Stated task = Print, exactly and completely, every entry in the data.

..............................

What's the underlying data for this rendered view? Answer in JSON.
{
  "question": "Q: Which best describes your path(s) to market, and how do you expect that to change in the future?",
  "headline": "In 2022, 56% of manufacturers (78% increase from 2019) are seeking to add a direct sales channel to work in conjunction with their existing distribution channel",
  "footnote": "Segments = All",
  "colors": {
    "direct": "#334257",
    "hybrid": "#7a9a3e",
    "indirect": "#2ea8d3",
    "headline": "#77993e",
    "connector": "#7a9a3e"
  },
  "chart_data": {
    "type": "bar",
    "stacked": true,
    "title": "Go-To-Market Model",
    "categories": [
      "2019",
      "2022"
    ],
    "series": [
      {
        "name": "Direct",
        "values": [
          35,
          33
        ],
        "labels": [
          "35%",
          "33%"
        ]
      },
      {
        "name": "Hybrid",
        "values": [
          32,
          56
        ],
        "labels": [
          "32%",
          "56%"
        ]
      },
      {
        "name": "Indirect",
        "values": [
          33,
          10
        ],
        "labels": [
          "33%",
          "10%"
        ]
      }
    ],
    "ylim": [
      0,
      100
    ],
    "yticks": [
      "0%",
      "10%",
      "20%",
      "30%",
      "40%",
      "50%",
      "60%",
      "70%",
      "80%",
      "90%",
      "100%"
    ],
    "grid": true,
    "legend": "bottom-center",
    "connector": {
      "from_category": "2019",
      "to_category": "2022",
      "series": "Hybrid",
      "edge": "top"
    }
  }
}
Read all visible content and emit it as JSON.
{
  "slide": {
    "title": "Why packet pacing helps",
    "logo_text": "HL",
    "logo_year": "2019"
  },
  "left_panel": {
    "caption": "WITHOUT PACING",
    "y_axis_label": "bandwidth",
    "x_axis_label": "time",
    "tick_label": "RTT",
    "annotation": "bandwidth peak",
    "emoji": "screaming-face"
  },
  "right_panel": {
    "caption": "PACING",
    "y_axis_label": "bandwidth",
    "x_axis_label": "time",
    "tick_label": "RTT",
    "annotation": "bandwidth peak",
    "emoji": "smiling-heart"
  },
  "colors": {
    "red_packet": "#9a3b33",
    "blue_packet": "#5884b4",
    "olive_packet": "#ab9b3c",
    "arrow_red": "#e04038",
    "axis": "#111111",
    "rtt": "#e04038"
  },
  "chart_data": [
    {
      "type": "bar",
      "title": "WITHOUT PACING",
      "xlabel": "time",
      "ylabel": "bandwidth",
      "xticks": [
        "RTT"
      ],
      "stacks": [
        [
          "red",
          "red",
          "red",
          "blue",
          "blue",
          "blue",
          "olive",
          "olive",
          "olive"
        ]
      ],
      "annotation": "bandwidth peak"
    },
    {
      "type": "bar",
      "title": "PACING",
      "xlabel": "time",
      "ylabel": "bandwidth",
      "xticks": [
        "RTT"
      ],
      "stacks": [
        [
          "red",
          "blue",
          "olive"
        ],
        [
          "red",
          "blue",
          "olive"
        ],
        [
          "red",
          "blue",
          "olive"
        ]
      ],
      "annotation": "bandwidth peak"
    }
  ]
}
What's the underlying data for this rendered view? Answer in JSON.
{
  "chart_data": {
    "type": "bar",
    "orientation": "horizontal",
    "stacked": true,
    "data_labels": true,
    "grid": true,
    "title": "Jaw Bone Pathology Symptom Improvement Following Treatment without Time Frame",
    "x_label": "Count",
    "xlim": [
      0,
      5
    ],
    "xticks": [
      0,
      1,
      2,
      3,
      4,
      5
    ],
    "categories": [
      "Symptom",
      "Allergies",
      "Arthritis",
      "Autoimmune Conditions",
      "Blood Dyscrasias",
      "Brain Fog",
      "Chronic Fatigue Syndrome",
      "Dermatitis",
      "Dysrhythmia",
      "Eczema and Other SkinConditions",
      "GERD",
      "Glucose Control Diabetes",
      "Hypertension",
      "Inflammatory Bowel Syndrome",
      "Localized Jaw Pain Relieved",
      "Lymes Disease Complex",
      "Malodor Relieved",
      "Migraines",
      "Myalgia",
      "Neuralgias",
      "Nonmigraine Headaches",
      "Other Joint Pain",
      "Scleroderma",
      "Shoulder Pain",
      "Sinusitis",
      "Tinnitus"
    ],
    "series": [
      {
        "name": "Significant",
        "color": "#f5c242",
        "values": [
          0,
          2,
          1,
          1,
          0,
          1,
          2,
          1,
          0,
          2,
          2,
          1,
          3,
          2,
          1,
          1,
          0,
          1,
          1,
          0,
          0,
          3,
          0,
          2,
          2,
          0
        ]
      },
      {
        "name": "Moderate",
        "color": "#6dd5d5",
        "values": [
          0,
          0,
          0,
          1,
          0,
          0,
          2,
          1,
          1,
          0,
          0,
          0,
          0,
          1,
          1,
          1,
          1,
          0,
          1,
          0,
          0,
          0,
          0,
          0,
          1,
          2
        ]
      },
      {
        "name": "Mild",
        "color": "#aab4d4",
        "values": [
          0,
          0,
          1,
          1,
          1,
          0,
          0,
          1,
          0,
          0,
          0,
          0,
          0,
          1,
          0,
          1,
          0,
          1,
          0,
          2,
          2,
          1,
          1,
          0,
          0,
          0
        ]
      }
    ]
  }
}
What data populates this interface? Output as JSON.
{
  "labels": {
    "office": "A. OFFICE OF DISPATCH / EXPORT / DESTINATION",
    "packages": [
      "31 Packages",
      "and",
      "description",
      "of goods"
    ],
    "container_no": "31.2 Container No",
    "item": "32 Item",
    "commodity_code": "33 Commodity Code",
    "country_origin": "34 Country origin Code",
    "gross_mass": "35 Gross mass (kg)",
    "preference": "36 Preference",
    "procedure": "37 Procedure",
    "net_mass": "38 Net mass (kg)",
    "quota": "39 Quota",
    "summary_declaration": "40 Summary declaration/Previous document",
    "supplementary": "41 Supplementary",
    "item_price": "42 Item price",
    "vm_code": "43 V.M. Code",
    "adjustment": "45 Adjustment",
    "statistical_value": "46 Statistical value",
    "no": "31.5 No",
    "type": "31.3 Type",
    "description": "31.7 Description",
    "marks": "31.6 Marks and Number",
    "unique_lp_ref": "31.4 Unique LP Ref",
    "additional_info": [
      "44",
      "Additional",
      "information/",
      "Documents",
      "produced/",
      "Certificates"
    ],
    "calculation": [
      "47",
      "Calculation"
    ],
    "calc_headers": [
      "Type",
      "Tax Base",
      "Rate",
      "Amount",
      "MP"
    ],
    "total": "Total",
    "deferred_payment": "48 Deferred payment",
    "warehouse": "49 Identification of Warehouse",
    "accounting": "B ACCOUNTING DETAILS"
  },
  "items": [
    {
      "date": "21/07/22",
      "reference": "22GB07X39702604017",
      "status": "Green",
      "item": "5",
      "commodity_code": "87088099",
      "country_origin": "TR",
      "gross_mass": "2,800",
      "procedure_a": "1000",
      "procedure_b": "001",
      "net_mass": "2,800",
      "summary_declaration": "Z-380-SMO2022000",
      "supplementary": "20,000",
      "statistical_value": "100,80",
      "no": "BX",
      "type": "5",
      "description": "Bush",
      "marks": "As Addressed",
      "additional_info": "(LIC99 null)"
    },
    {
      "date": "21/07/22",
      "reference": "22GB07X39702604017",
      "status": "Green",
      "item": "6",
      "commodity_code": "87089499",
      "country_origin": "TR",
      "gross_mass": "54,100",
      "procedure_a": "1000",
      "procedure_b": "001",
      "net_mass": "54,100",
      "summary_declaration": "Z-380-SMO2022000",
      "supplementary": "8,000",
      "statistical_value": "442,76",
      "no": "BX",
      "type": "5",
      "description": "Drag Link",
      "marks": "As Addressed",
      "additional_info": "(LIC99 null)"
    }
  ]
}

..............................

Solution to the problem =
What's the underlying data for this rendered view? Answer in JSON.
{
  "question": "Q: Which best describes your path(s) to market, and how do you expect that to change in the future?",
  "headline": "In 2022, 56% of manufacturers (78% increase from 2019) are seeking to add a direct sales channel to work in conjunction with their existing distribution channel",
  "footnote": "Segments = All",
  "colors": {
    "direct": "#334257",
    "hybrid": "#7a9a3e",
    "indirect": "#2ea8d3",
    "headline": "#77993e",
    "connector": "#7a9a3e"
  },
  "chart_data": {
    "type": "bar",
    "stacked": true,
    "title": "Go-To-Market Model",
    "categories": [
      "2019",
      "2022"
    ],
    "series": [
      {
        "name": "Direct",
        "values": [
          35,
          33
        ],
        "labels": [
          "35%",
          "33%"
        ]
      },
      {
        "name": "Hybrid",
        "values": [
          32,
          56
        ],
        "labels": [
          "32%",
          "56%"
        ]
      },
      {
        "name": "Indirect",
        "values": [
          33,
          10
        ],
        "labels": [
          "33%",
          "10%"
        ]
      }
    ],
    "ylim": [
      0,
      100
    ],
    "yticks": [
      "0%",
      "10%",
      "20%",
      "30%",
      "40%",
      "50%",
      "60%",
      "70%",
      "80%",
      "90%",
      "100%"
    ],
    "grid": true,
    "legend": "bottom-center",
    "connector": {
      "from_category": "2019",
      "to_category": "2022",
      "series": "Hybrid",
      "edge": "top"
    }
  }
}
Read all visible content and emit it as JSON.
{
  "slide": {
    "title": "Why packet pacing helps",
    "logo_text": "HL",
    "logo_year": "2019"
  },
  "left_panel": {
    "caption": "WITHOUT PACING",
    "y_axis_label": "bandwidth",
    "x_axis_label": "time",
    "tick_label": "RTT",
    "annotation": "bandwidth peak",
    "emoji": "screaming-face"
  },
  "right_panel": {
    "caption": "PACING",
    "y_axis_label": "bandwidth",
    "x_axis_label": "time",
    "tick_label": "RTT",
    "annotation": "bandwidth peak",
    "emoji": "smiling-heart"
  },
  "colors": {
    "red_packet": "#9a3b33",
    "blue_packet": "#5884b4",
    "olive_packet": "#ab9b3c",
    "arrow_red": "#e04038",
    "axis": "#111111",
    "rtt": "#e04038"
  },
  "chart_data": [
    {
      "type": "bar",
      "title": "WITHOUT PACING",
      "xlabel": "time",
      "ylabel": "bandwidth",
      "xticks": [
        "RTT"
      ],
      "stacks": [
        [
          "red",
          "red",
          "red",
          "blue",
          "blue",
          "blue",
          "olive",
          "olive",
          "olive"
        ]
      ],
      "annotation": "bandwidth peak"
    },
    {
      "type": "bar",
      "title": "PACING",
      "xlabel": "time",
      "ylabel": "bandwidth",
      "xticks": [
        "RTT"
      ],
      "stacks": [
        [
          "red",
          "blue",
          "olive"
        ],
        [
          "red",
          "blue",
          "olive"
        ],
        [
          "red",
          "blue",
          "olive"
        ]
      ],
      "annotation": "bandwidth peak"
    }
  ]
}
What's the underlying data for this rendered view? Answer in JSON.
{
  "chart_data": {
    "type": "bar",
    "orientation": "horizontal",
    "stacked": true,
    "data_labels": true,
    "grid": true,
    "title": "Jaw Bone Pathology Symptom Improvement Following Treatment without Time Frame",
    "x_label": "Count",
    "xlim": [
      0,
      5
    ],
    "xticks": [
      0,
      1,
      2,
      3,
      4,
      5
    ],
    "categories": [
      "Symptom",
      "Allergies",
      "Arthritis",
      "Autoimmune Conditions",
      "Blood Dyscrasias",
      "Brain Fog",
      "Chronic Fatigue Syndrome",
      "Dermatitis",
      "Dysrhythmia",
      "Eczema and Other SkinConditions",
      "GERD",
      "Glucose Control Diabetes",
      "Hypertension",
      "Inflammatory Bowel Syndrome",
      "Localized Jaw Pain Relieved",
      "Lymes Disease Complex",
      "Malodor Relieved",
      "Migraines",
      "Myalgia",
      "Neuralgias",
      "Nonmigraine Headaches",
      "Other Joint Pain",
      "Scleroderma",
      "Shoulder Pain",
      "Sinusitis",
      "Tinnitus"
    ],
    "series": [
      {
        "name": "Significant",
        "color": "#f5c242",
        "values": [
          0,
          2,
          1,
          1,
          0,
          1,
          2,
          1,
          0,
          2,
          2,
          1,
          3,
          2,
          1,
          1,
          0,
          1,
          1,
          0,
          0,
          3,
          0,
          2,
          2,
          0
        ]
      },
      {
        "name": "Moderate",
        "color": "#6dd5d5",
        "values": [
          0,
          0,
          0,
          1,
          0,
          0,
          2,
          1,
          1,
          0,
          0,
          0,
          0,
          1,
          1,
          1,
          1,
          0,
          1,
          0,
          0,
          0,
          0,
          0,
          1,
          2
        ]
      },
      {
        "name": "Mild",
        "color": "#aab4d4",
        "values": [
          0,
          0,
          1,
          1,
          1,
          0,
          0,
          1,
          0,
          0,
          0,
          0,
          0,
          1,
          0,
          1,
          0,
          1,
          0,
          2,
          2,
          1,
          1,
          0,
          0,
          0
        ]
      }
    ]
  }
}
What data populates this interface? Output as JSON.
{
  "labels": {
    "office": "A. OFFICE OF DISPATCH / EXPORT / DESTINATION",
    "packages": [
      "31 Packages",
      "and",
      "description",
      "of goods"
    ],
    "container_no": "31.2 Container No",
    "item": "32 Item",
    "commodity_code": "33 Commodity Code",
    "country_origin": "34 Country origin Code",
    "gross_mass": "35 Gross mass (kg)",
    "preference": "36 Preference",
    "procedure": "37 Procedure",
    "net_mass": "38 Net mass (kg)",
    "quota": "39 Quota",
    "summary_declaration": "40 Summary declaration/Previous document",
    "supplementary": "41 Supplementary",
    "item_price": "42 Item price",
    "vm_code": "43 V.M. Code",
    "adjustment": "45 Adjustment",
    "statistical_value": "46 Statistical value",
    "no": "31.5 No",
    "type": "31.3 Type",
    "description": "31.7 Description",
    "marks": "31.6 Marks and Number",
    "unique_lp_ref": "31.4 Unique LP Ref",
    "additional_info": [
      "44",
      "Additional",
      "information/",
      "Documents",
      "produced/",
      "Certificates"
    ],
    "calculation": [
      "47",
      "Calculation"
    ],
    "calc_headers": [
      "Type",
      "Tax Base",
      "Rate",
      "Amount",
      "MP"
    ],
    "total": "Total",
    "deferred_payment": "48 Deferred payment",
    "warehouse": "49 Identification of Warehouse",
    "accounting": "B ACCOUNTING DETAILS"
  },
  "items": [
    {
      "date": "21/07/22",
      "reference": "22GB07X39702604017",
      "status": "Green",
      "item": "5",
      "commodity_code": "87088099",
      "country_origin": "TR",
      "gross_mass": "2,800",
      "procedure_a": "1000",
      "procedure_b": "001",
      "net_mass": "2,800",
      "summary_declaration": "Z-380-SMO2022000",
      "supplementary": "20,000",
      "statistical_value": "100,80",
      "no": "BX",
      "type": "5",
      "description": "Bush",
      "marks": "As Addressed",
      "additional_info": "(LIC99 null)"
    },
    {
      "date": "21/07/22",
      "reference": "22GB07X39702604017",
      "status": "Green",
      "item": "6",
      "commodity_code": "87089499",
      "country_origin": "TR",
      "gross_mass": "54,100",
      "procedure_a": "1000",
      "procedure_b": "001",
      "net_mass": "54,100",
      "summary_declaration": "Z-380-SMO2022000",
      "supplementary": "8,000",
      "statistical_value": "442,76",
      "no": "BX",
      "type": "5",
      "description": "Drag Link",
      "marks": "As Addressed",
      "additional_info": "(LIC99 null)"
    }
  ]
}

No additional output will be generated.